WHAT YOU SHOULD DO:
Reproduce all of the data word for word.

Items from a dataset:
···

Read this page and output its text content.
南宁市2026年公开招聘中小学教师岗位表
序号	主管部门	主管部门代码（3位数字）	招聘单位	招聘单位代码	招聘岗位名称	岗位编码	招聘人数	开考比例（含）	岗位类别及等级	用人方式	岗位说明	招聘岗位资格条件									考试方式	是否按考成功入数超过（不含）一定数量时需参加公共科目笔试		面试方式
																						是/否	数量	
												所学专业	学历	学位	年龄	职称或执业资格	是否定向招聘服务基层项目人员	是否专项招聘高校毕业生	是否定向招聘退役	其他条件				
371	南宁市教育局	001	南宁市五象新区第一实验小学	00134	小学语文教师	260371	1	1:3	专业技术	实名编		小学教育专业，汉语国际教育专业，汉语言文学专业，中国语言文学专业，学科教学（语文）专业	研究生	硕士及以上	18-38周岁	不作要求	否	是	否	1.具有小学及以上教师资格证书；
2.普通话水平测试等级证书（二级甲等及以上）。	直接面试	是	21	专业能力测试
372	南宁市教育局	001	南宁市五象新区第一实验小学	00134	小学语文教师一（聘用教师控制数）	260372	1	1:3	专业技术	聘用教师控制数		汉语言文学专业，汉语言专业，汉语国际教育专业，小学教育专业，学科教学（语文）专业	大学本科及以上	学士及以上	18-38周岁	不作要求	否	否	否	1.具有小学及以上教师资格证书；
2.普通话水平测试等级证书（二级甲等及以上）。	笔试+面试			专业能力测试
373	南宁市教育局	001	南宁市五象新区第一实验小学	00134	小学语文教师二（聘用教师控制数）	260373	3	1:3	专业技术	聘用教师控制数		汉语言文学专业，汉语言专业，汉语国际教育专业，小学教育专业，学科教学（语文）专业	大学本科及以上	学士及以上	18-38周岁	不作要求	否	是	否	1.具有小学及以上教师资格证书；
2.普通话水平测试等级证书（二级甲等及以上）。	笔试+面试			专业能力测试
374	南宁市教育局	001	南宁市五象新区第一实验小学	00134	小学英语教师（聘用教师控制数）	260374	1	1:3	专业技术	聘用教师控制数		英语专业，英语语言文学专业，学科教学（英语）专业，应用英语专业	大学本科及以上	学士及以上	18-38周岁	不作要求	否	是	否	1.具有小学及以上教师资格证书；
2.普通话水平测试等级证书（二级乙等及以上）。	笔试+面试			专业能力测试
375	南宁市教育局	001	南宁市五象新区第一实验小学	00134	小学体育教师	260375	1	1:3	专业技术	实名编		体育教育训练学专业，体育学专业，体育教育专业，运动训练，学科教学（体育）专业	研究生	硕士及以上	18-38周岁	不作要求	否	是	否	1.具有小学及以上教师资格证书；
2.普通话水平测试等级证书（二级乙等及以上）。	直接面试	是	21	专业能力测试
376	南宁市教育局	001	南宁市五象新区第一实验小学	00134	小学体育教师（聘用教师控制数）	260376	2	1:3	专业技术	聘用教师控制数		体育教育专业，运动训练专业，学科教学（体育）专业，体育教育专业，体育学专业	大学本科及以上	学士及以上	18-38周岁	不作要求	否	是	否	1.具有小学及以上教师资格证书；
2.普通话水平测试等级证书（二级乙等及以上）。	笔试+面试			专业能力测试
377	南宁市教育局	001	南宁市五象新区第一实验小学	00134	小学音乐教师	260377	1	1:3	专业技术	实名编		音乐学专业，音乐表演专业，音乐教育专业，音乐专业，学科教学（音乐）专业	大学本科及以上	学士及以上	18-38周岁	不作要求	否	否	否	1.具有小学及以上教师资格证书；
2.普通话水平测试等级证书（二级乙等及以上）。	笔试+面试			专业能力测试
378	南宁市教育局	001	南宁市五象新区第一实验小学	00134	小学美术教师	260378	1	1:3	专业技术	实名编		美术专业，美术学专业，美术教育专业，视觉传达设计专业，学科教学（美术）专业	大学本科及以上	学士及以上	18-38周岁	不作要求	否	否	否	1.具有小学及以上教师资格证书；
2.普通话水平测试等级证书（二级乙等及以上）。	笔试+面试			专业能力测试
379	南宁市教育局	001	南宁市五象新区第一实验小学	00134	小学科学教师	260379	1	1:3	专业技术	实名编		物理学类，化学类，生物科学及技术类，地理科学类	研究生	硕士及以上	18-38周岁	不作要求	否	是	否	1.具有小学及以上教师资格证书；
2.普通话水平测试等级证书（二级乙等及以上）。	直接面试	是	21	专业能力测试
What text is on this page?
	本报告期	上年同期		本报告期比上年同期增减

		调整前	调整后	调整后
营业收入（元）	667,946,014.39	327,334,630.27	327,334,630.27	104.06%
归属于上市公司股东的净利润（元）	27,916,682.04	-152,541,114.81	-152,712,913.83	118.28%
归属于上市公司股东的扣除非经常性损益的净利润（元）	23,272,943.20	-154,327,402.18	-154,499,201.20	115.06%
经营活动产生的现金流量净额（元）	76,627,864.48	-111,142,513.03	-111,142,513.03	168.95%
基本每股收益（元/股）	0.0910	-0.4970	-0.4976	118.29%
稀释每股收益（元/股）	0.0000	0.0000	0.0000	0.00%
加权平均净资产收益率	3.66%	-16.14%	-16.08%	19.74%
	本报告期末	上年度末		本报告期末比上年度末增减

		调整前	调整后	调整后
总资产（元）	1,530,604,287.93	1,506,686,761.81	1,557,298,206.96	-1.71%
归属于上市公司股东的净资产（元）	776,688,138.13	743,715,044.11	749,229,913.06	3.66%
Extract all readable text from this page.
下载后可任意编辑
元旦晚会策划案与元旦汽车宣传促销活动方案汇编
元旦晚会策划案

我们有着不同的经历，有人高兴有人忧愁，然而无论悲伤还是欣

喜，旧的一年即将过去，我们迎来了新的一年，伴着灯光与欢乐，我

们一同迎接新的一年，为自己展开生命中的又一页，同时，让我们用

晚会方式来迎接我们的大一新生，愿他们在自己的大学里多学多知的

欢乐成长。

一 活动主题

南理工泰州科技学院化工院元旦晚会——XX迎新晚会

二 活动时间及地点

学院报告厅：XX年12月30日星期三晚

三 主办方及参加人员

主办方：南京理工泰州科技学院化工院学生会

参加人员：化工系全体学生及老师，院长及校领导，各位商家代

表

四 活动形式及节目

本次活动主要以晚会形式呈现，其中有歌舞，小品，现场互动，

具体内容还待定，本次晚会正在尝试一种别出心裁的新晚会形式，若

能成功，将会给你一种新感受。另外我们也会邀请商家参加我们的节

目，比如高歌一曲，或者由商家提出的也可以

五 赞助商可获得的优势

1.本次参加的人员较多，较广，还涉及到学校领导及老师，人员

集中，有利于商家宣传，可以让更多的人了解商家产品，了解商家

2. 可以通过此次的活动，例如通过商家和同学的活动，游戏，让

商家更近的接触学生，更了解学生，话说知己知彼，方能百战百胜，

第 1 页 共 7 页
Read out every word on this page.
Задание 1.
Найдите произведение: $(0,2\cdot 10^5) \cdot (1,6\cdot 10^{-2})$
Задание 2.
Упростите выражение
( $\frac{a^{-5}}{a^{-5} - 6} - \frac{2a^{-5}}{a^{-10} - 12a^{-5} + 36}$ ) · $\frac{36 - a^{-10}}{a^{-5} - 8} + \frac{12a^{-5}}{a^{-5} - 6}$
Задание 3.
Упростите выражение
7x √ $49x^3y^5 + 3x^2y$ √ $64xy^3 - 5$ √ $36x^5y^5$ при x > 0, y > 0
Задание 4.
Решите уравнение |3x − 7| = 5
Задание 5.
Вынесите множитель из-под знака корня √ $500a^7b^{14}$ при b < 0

···

ANSWER BELOW:
Read this page and output its text content.
南宁市2026年公开招聘中小学教师岗位表
序号	主管部门	主管部门代码（3位数字）	招聘单位	招聘单位代码	招聘岗位名称	岗位编码	招聘人数	开考比例（含）	岗位类别及等级	用人方式	岗位说明	招聘岗位资格条件									考试方式	是否按考成功入数超过（不含）一定数量时需参加公共科目笔试		面试方式
																						是/否	数量	
												所学专业	学历	学位	年龄	职称或执业资格	是否定向招聘服务基层项目人员	是否专项招聘高校毕业生	是否定向招聘退役	其他条件				
371	南宁市教育局	001	南宁市五象新区第一实验小学	00134	小学语文教师	260371	1	1:3	专业技术	实名编		小学教育专业，汉语国际教育专业，汉语言文学专业，中国语言文学专业，学科教学（语文）专业	研究生	硕士及以上	18-38周岁	不作要求	否	是	否	1.具有小学及以上教师资格证书；
2.普通话水平测试等级证书（二级甲等及以上）。	直接面试	是	21	专业能力测试
372	南宁市教育局	001	南宁市五象新区第一实验小学	00134	小学语文教师一（聘用教师控制数）	260372	1	1:3	专业技术	聘用教师控制数		汉语言文学专业，汉语言专业，汉语国际教育专业，小学教育专业，学科教学（语文）专业	大学本科及以上	学士及以上	18-38周岁	不作要求	否	否	否	1.具有小学及以上教师资格证书；
2.普通话水平测试等级证书（二级甲等及以上）。	笔试+面试			专业能力测试
373	南宁市教育局	001	南宁市五象新区第一实验小学	00134	小学语文教师二（聘用教师控制数）	260373	3	1:3	专业技术	聘用教师控制数		汉语言文学专业，汉语言专业，汉语国际教育专业，小学教育专业，学科教学（语文）专业	大学本科及以上	学士及以上	18-38周岁	不作要求	否	是	否	1.具有小学及以上教师资格证书；
2.普通话水平测试等级证书（二级甲等及以上）。	笔试+面试			专业能力测试
374	南宁市教育局	001	南宁市五象新区第一实验小学	00134	小学英语教师（聘用教师控制数）	260374	1	1:3	专业技术	聘用教师控制数		英语专业，英语语言文学专业，学科教学（英语）专业，应用英语专业	大学本科及以上	学士及以上	18-38周岁	不作要求	否	是	否	1.具有小学及以上教师资格证书；
2.普通话水平测试等级证书（二级乙等及以上）。	笔试+面试			专业能力测试
375	南宁市教育局	001	南宁市五象新区第一实验小学	00134	小学体育教师	260375	1	1:3	专业技术	实名编		体育教育训练学专业，体育学专业，体育教育专业，运动训练，学科教学（体育）专业	研究生	硕士及以上	18-38周岁	不作要求	否	是	否	1.具有小学及以上教师资格证书；
2.普通话水平测试等级证书（二级乙等及以上）。	直接面试	是	21	专业能力测试
376	南宁市教育局	001	南宁市五象新区第一实验小学	00134	小学体育教师（聘用教师控制数）	260376	2	1:3	专业技术	聘用教师控制数		体育教育专业，运动训练专业，学科教学（体育）专业，体育教育专业，体育学专业	大学本科及以上	学士及以上	18-38周岁	不作要求	否	是	否	1.具有小学及以上教师资格证书；
2.普通话水平测试等级证书（二级乙等及以上）。	笔试+面试			专业能力测试
377	南宁市教育局	001	南宁市五象新区第一实验小学	00134	小学音乐教师	260377	1	1:3	专业技术	实名编		音乐学专业，音乐表演专业，音乐教育专业，音乐专业，学科教学（音乐）专业	大学本科及以上	学士及以上	18-38周岁	不作要求	否	否	否	1.具有小学及以上教师资格证书；
2.普通话水平测试等级证书（二级乙等及以上）。	笔试+面试			专业能力测试
378	南宁市教育局	001	南宁市五象新区第一实验小学	00134	小学美术教师	260378	1	1:3	专业技术	实名编		美术专业，美术学专业，美术教育专业，视觉传达设计专业，学科教学（美术）专业	大学本科及以上	学士及以上	18-38周岁	不作要求	否	否	否	1.具有小学及以上教师资格证书；
2.普通话水平测试等级证书（二级乙等及以上）。	笔试+面试			专业能力测试
379	南宁市教育局	001	南宁市五象新区第一实验小学	00134	小学科学教师	260379	1	1:3	专业技术	实名编		物理学类，化学类，生物科学及技术类，地理科学类	研究生	硕士及以上	18-38周岁	不作要求	否	是	否	1.具有小学及以上教师资格证书；
2.普通话水平测试等级证书（二级乙等及以上）。	直接面试	是	21	专业能力测试
What text is on this page?
	本报告期	上年同期		本报告期比上年同期增减

		调整前	调整后	调整后
营业收入（元）	667,946,014.39	327,334,630.27	327,334,630.27	104.06%
归属于上市公司股东的净利润（元）	27,916,682.04	-152,541,114.81	-152,712,913.83	118.28%
归属于上市公司股东的扣除非经常性损益的净利润（元）	23,272,943.20	-154,327,402.18	-154,499,201.20	115.06%
经营活动产生的现金流量净额（元）	76,627,864.48	-111,142,513.03	-111,142,513.03	168.95%
基本每股收益（元/股）	0.0910	-0.4970	-0.4976	118.29%
稀释每股收益（元/股）	0.0000	0.0000	0.0000	0.00%
加权平均净资产收益率	3.66%	-16.14%	-16.08%	19.74%
	本报告期末	上年度末		本报告期末比上年度末增减

		调整前	调整后	调整后
总资产（元）	1,530,604,287.93	1,506,686,761.81	1,557,298,206.96	-1.71%
归属于上市公司股东的净资产（元）	776,688,138.13	743,715,044.11	749,229,913.06	3.66%
Extract all readable text from this page.
下载后可任意编辑
元旦晚会策划案与元旦汽车宣传促销活动方案汇编
元旦晚会策划案

我们有着不同的经历，有人高兴有人忧愁，然而无论悲伤还是欣

喜，旧的一年即将过去，我们迎来了新的一年，伴着灯光与欢乐，我

们一同迎接新的一年，为自己展开生命中的又一页，同时，让我们用

晚会方式来迎接我们的大一新生，愿他们在自己的大学里多学多知的

欢乐成长。

一 活动主题

南理工泰州科技学院化工院元旦晚会——XX迎新晚会

二 活动时间及地点

学院报告厅：XX年12月30日星期三晚

三 主办方及参加人员

主办方：南京理工泰州科技学院化工院学生会

参加人员：化工系全体学生及老师，院长及校领导，各位商家代

表

四 活动形式及节目

本次活动主要以晚会形式呈现，其中有歌舞，小品，现场互动，

具体内容还待定，本次晚会正在尝试一种别出心裁的新晚会形式，若

能成功，将会给你一种新感受。另外我们也会邀请商家参加我们的节

目，比如高歌一曲，或者由商家提出的也可以

五 赞助商可获得的优势

1.本次参加的人员较多，较广，还涉及到学校领导及老师，人员

集中，有利于商家宣传，可以让更多的人了解商家产品，了解商家

2. 可以通过此次的活动，例如通过商家和同学的活动，游戏，让

商家更近的接触学生，更了解学生，话说知己知彼，方能百战百胜，

第 1 页 共 7 页
Read out every word on this page.
Задание 1.
Найдите произведение: $(0,2\cdot 10^5) \cdot (1,6\cdot 10^{-2})$
Задание 2.
Упростите выражение
( $\frac{a^{-5}}{a^{-5} - 6} - \frac{2a^{-5}}{a^{-10} - 12a^{-5} + 36}$ ) · $\frac{36 - a^{-10}}{a^{-5} - 8} + \frac{12a^{-5}}{a^{-5} - 6}$
Задание 3.
Упростите выражение
7x √ $49x^3y^5 + 3x^2y$ √ $64xy^3 - 5$ √ $36x^5y^5$ при x > 0, y > 0
Задание 4.
Решите уравнение |3x − 7| = 5
Задание 5.
Вынесите множитель из-под знака корня √ $500a^7b^{14}$ при b < 0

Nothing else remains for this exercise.